- STATED TASK -
Check each line of the material below for "ಅಳವಡ". Report how many have it, with no other words.

- RECORDED DATA -
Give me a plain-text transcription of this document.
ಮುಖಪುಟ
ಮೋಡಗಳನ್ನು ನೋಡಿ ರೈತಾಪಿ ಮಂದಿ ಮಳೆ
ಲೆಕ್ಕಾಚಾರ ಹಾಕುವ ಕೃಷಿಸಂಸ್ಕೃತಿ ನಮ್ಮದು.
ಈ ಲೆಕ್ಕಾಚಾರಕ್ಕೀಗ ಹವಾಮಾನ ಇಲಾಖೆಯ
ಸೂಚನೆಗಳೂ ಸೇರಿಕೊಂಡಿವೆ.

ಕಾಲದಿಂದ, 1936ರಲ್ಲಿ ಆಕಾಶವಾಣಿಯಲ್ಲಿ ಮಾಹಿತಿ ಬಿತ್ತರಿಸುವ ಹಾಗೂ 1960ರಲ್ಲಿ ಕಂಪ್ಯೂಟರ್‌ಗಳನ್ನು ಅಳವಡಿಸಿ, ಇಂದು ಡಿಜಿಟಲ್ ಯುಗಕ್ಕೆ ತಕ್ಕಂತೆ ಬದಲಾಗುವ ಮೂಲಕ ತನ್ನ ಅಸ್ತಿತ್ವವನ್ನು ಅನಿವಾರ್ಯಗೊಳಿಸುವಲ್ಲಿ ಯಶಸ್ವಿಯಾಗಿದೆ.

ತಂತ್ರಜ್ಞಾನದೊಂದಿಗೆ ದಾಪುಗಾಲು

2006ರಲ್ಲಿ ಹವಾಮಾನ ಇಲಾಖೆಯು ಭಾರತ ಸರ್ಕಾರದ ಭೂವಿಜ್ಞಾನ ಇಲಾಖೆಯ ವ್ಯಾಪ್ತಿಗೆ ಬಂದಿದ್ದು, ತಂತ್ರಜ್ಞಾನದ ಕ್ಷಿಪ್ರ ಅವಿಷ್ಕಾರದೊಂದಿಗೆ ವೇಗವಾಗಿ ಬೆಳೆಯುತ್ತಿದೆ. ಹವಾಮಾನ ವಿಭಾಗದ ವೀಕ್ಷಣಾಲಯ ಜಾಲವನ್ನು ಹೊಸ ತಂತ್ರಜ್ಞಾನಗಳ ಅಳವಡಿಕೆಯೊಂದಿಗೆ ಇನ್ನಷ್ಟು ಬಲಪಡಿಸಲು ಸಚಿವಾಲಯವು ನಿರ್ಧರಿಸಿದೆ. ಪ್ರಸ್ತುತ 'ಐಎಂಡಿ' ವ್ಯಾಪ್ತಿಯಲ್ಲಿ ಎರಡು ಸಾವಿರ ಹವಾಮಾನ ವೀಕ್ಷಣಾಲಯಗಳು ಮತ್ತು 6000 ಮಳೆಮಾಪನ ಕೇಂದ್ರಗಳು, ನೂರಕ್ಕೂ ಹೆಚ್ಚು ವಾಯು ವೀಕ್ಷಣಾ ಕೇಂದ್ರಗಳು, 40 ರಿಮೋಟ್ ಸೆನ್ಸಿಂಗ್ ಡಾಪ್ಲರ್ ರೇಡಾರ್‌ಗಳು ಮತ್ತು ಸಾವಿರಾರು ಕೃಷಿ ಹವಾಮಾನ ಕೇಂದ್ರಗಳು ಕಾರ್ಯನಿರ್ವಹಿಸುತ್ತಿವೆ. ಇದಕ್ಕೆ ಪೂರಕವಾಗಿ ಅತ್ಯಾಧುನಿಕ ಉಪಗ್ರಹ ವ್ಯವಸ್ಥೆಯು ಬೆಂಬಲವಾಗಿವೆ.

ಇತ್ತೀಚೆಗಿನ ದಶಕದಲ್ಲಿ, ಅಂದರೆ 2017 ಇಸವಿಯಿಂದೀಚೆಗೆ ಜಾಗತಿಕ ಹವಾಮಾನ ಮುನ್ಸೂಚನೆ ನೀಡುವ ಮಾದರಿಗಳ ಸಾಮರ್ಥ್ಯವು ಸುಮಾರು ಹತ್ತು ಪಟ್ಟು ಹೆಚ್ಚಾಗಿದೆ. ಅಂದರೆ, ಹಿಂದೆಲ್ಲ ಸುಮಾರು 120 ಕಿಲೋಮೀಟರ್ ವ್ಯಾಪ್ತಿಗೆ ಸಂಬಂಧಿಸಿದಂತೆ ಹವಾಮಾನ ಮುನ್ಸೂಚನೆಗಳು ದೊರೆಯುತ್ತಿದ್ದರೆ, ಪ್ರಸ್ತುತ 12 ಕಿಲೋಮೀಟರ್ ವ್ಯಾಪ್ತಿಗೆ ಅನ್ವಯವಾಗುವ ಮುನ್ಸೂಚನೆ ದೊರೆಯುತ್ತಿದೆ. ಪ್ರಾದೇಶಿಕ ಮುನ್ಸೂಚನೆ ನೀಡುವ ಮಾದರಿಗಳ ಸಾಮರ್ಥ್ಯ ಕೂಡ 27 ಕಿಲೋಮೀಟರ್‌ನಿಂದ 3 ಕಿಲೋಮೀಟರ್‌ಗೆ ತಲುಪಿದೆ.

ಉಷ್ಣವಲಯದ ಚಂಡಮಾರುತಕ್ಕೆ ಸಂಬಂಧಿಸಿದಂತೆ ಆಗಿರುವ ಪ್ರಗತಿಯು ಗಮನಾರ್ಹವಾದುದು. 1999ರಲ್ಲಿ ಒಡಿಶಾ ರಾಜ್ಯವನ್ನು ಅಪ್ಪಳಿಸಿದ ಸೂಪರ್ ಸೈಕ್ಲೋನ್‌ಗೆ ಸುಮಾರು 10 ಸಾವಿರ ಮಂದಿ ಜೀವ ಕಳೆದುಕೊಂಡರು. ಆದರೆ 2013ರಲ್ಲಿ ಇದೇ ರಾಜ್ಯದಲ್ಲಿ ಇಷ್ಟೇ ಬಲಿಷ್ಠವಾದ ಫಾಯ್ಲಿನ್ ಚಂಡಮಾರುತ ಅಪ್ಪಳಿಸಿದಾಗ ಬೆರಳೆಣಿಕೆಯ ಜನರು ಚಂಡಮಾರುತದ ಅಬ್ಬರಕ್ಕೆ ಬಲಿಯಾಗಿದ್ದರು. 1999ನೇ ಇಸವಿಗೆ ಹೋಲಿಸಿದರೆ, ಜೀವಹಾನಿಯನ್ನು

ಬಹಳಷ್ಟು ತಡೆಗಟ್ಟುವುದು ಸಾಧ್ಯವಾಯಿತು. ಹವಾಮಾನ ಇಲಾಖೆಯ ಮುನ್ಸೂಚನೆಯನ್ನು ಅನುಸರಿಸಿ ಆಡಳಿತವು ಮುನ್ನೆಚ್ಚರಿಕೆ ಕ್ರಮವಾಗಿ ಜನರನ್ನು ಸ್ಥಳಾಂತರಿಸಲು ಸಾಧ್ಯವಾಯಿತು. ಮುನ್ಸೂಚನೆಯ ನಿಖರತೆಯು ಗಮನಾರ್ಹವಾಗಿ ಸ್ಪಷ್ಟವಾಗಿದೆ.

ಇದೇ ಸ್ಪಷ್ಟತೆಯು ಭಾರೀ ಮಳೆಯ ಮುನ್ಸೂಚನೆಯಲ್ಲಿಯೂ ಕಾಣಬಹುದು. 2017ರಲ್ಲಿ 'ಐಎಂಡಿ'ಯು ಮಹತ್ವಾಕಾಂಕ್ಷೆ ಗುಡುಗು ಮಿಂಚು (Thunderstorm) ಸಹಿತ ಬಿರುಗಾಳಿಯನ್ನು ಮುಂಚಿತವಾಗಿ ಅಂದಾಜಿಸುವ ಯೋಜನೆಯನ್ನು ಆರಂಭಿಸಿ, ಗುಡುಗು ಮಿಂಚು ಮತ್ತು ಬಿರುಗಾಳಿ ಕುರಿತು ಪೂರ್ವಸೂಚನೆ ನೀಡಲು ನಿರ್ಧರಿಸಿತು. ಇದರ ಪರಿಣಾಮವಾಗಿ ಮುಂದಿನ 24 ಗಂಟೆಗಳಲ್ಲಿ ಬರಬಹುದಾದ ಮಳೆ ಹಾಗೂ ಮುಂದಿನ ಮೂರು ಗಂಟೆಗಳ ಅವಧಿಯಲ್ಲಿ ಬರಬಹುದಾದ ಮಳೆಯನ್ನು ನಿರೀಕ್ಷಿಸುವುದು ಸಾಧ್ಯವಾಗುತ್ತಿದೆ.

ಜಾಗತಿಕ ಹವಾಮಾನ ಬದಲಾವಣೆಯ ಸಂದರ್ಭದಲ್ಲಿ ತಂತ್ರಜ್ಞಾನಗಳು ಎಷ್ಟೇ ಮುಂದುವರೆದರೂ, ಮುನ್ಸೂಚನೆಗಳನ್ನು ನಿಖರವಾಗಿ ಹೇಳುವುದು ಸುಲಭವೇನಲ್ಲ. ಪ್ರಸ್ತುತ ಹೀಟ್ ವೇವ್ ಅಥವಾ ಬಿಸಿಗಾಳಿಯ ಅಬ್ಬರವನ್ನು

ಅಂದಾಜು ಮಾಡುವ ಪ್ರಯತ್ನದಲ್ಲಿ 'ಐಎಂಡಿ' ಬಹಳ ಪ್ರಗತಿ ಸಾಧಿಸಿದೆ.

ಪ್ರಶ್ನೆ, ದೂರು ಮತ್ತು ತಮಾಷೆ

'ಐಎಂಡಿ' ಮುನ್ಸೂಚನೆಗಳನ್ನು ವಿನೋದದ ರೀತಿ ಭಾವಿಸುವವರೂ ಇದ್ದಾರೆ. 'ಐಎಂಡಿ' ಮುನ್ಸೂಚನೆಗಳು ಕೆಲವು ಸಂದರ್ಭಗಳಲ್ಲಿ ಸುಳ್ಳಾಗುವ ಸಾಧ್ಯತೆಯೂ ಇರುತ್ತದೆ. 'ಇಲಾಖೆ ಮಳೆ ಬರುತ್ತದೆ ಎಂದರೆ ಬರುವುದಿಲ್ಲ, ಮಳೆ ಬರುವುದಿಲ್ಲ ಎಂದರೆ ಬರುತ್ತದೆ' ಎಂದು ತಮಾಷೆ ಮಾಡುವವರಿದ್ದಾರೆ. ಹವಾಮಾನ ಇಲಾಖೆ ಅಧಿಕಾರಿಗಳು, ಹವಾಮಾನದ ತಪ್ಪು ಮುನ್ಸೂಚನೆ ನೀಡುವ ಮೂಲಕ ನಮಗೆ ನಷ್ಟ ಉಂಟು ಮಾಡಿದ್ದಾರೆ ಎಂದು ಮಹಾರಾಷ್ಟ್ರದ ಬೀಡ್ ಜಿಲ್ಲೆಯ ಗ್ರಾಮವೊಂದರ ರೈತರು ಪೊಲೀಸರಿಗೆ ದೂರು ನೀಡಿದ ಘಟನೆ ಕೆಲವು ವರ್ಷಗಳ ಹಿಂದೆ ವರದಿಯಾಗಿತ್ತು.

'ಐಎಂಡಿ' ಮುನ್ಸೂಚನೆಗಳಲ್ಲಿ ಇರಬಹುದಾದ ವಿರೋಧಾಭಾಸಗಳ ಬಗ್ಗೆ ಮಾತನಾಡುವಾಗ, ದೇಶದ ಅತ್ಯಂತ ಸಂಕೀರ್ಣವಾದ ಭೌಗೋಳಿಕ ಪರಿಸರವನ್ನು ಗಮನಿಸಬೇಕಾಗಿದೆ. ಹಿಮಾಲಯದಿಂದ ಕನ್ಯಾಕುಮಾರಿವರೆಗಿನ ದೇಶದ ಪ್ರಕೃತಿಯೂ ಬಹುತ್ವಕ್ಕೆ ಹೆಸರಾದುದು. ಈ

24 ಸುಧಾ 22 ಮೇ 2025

- TASK SOLUTION -
2